Problem to solve
Turn the lines below into a Markdown table with two columns, Row and Line, putting each line's number under Row and its text under Line, and skip any blank lines.

------------------------------------------------------------------------

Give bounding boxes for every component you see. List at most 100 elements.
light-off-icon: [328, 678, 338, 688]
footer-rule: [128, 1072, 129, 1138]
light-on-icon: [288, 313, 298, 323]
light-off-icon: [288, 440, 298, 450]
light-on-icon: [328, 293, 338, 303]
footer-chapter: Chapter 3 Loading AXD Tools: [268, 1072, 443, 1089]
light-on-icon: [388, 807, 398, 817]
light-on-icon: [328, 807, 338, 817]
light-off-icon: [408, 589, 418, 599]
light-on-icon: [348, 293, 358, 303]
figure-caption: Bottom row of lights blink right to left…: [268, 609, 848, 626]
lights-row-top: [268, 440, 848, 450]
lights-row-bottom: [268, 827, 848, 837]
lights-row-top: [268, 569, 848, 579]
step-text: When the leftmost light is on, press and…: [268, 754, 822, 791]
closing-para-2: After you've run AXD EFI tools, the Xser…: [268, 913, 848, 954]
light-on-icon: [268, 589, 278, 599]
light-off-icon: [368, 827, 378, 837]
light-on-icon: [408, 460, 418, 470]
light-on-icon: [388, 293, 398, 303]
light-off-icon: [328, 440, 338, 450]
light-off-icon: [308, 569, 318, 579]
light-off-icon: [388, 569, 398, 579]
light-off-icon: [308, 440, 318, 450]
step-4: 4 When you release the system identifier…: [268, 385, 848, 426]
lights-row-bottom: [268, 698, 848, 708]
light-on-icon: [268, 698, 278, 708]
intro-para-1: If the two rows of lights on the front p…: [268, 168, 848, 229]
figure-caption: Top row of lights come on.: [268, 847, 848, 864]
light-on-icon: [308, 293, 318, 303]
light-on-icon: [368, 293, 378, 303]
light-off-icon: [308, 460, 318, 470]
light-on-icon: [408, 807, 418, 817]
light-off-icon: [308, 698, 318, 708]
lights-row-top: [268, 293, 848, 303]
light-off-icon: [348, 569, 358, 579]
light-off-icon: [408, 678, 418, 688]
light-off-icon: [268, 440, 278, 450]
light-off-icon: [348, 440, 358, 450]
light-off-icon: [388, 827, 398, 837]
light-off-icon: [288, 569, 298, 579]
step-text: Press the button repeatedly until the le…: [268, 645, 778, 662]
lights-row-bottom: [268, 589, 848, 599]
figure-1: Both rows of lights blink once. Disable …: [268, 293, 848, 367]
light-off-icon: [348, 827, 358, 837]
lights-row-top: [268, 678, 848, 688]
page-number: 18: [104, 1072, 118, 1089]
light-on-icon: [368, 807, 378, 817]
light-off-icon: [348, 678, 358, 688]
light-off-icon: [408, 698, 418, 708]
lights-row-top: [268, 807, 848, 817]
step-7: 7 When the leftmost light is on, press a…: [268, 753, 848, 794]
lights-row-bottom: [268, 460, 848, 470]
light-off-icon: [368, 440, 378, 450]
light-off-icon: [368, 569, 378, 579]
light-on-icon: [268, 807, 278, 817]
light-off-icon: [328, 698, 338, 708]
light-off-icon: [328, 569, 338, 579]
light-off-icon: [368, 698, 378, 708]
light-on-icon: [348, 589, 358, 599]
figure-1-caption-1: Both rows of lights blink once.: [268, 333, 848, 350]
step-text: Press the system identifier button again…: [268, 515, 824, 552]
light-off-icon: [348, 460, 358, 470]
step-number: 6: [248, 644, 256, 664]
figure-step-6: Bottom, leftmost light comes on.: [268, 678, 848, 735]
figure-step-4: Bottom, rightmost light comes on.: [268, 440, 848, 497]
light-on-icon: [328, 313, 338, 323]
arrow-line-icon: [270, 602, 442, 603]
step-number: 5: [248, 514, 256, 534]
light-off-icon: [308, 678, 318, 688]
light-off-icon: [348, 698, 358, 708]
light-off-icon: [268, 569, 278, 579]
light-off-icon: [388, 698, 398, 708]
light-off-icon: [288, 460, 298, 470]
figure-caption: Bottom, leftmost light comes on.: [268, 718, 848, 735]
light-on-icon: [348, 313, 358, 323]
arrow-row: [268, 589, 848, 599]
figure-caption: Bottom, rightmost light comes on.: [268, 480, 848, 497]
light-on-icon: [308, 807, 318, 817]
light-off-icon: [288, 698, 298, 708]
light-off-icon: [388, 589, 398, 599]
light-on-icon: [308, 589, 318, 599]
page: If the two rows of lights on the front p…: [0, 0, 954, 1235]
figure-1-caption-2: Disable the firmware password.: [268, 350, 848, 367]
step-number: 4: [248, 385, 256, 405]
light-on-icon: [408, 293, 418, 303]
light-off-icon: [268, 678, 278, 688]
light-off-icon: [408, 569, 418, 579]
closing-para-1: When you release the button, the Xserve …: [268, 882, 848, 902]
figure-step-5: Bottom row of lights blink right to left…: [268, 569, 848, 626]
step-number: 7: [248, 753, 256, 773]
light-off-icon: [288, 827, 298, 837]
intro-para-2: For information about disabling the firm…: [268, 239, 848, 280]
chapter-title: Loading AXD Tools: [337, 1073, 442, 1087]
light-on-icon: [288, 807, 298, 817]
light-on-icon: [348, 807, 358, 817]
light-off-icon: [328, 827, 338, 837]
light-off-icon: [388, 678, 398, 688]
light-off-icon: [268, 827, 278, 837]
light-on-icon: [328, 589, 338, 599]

------------------------------------------------------------------------

Answer to the task
| Row | Line |
|---|---|
| 1 | Give bounding boxes for every component you see. List at most 100 elements. |
| 2 | light-off-icon: [328, 678, 338, 688] |
| 3 | footer-rule: [128, 1072, 129, 1138] |
| 4 | light-on-icon: [288, 313, 298, 323] |
| 5 | light-off-icon: [288, 440, 298, 450] |
| 6 | light-on-icon: [328, 293, 338, 303] |
| 7 | footer-chapter: Chapter 3 Loading AXD Tools: [268, 1072, 443, 1089] |
| 8 | light-on-icon: [388, 807, 398, 817] |
| 9 | light-on-icon: [328, 807, 338, 817] |
| 10 | light-off-icon: [408, 589, 418, 599] |
| 11 | light-on-icon: [348, 293, 358, 303] |
| 12 | figure-caption: Bottom row of lights blink right to left…: [268, 609, 848, 626] |
| 13 | lights-row-top: [268, 440, 848, 450] |
| 14 | lights-row-bottom: [268, 827, 848, 837] |
| 15 | lights-row-top: [268, 569, 848, 579] |
| 16 | step-text: When the leftmost light is on, press and…: [268, 754, 822, 791] |
| 17 | closing-para-2: After you've run AXD EFI tools, the Xser…: [268, 913, 848, 954] |
| 18 | light-on-icon: [268, 589, 278, 599] |
| 19 | light-off-icon: [368, 827, 378, 837] |
| 20 | light-on-icon: [408, 460, 418, 470] |
| 21 | light-on-icon: [388, 293, 398, 303] |
| 22 | light-off-icon: [328, 440, 338, 450] |
| 23 | light-off-icon: [308, 569, 318, 579] |
| 24 | light-off-icon: [388, 569, 398, 579] |
| 25 | light-off-icon: [308, 440, 318, 450] |
| 26 | step-4: 4 When you release the system identifier…: [268, 385, 848, 426] |
| 27 | lights-row-bottom: [268, 698, 848, 708] |
| 28 | light-on-icon: [268, 698, 278, 708] |
| 29 | intro-para-1: If the two rows of lights on the front p…: [268, 168, 848, 229] |
| 30 | figure-caption: Top row of lights come on.: [268, 847, 848, 864] |
| 31 | light-on-icon: [308, 293, 318, 303] |
| 32 | light-on-icon: [368, 293, 378, 303] |
| 33 | light-off-icon: [308, 460, 318, 470] |
| 34 | light-on-icon: [408, 807, 418, 817] |
| 35 | light-off-icon: [308, 698, 318, 708] |
| 36 | lights-row-top: [268, 293, 848, 303] |
| 37 | light-off-icon: [348, 569, 358, 579] |
| 38 | light-off-icon: [408, 678, 418, 688] |
| 39 | light-off-icon: [268, 440, 278, 450] |
| 40 | light-off-icon: [348, 440, 358, 450] |
| 41 | light-off-icon: [388, 827, 398, 837] |
| 42 | light-off-icon: [288, 569, 298, 579] |
| 43 | step-text: Press the button repeatedly until the le…: [268, 645, 778, 662] |
| 44 | lights-row-bottom: [268, 589, 848, 599] |
| 45 | figure-1: Both rows of lights blink once. Disable …: [268, 293, 848, 367] |
| 46 | light-off-icon: [348, 827, 358, 837] |
| 47 | lights-row-top: [268, 678, 848, 688] |
| 48 | page-number: 18: [104, 1072, 118, 1089] |
| 49 | light-on-icon: [368, 807, 378, 817] |
| 50 | light-off-icon: [348, 678, 358, 688] |
| 51 | light-off-icon: [408, 698, 418, 708] |
| 52 | lights-row-top: [268, 807, 848, 817] |
| 53 | step-7: 7 When the leftmost light is on, press a…: [268, 753, 848, 794] |
| 54 | lights-row-bottom: [268, 460, 848, 470] |
| 55 | light-off-icon: [368, 440, 378, 450] |
| 56 | light-off-icon: [368, 569, 378, 579] |
| 57 | light-on-icon: [268, 807, 278, 817] |
| 58 | light-off-icon: [328, 698, 338, 708] |
| 59 | light-off-icon: [328, 569, 338, 579] |
| 60 | light-off-icon: [368, 698, 378, 708] |
| 61 | light-on-icon: [348, 589, 358, 599] |
| 62 | figure-1-caption-1: Both rows of lights blink once.: [268, 333, 848, 350] |
| 63 | step-text: Press the system identifier button again…: [268, 515, 824, 552] |
| 64 | light-off-icon: [348, 460, 358, 470] |
| 65 | step-number: 6: [248, 644, 256, 664] |
| 66 | figure-step-6: Bottom, leftmost light comes on.: [268, 678, 848, 735] |
| 67 | figure-step-4: Bottom, rightmost light comes on.: [268, 440, 848, 497] |
| 68 | light-on-icon: [328, 313, 338, 323] |
| 69 | arrow-line-icon: [270, 602, 442, 603] |
| 70 | step-number: 5: [248, 514, 256, 534] |
| 71 | light-off-icon: [308, 678, 318, 688] |
| 72 | light-off-icon: [348, 698, 358, 708] |
| 73 | light-off-icon: [268, 569, 278, 579] |
| 74 | light-off-icon: [388, 698, 398, 708] |
| 75 | light-off-icon: [288, 460, 298, 470] |
| 76 | figure-caption: Bottom, leftmost light comes on.: [268, 718, 848, 735] |
| 77 | light-on-icon: [348, 313, 358, 323] |
| 78 | arrow-row: [268, 589, 848, 599] |
| 79 | figure-caption: Bottom, rightmost light comes on.: [268, 480, 848, 497] |
| 80 | light-on-icon: [308, 807, 318, 817] |
| 81 | light-off-icon: [288, 698, 298, 708] |
| 82 | light-off-icon: [388, 589, 398, 599] |
| 83 | light-on-icon: [308, 589, 318, 599] |
| 84 | page: If the two rows of lights on the front p…: [0, 0, 954, 1235] |
| 85 | figure-1-caption-2: Disable the firmware password.: [268, 350, 848, 367] |
| 86 | step-number: 4: [248, 385, 256, 405] |
| 87 | light-on-icon: [408, 293, 418, 303] |
| 88 | light-off-icon: [268, 678, 278, 688] |
| 89 | light-off-icon: [408, 569, 418, 579] |
| 90 | closing-para-1: When you release the button, the Xserve …: [268, 882, 848, 902] |
| 91 | figure-step-5: Bottom row of lights blink right to left…: [268, 569, 848, 626] |
| 92 | step-number: 7: [248, 753, 256, 773] |
| 93 | light-off-icon: [288, 827, 298, 837] |
| 94 | intro-para-2: For information about disabling the firm…: [268, 239, 848, 280] |
| 95 | chapter-title: Loading AXD Tools: [337, 1073, 442, 1087] |
| 96 | light-on-icon: [288, 807, 298, 817] |
| 97 | light-on-icon: [348, 807, 358, 817] |
| 98 | light-off-icon: [328, 827, 338, 837] |
| 99 | light-off-icon: [388, 678, 398, 688] |
| 100 | light-off-icon: [268, 827, 278, 837] |
| 101 | light-on-icon: [328, 589, 338, 599] |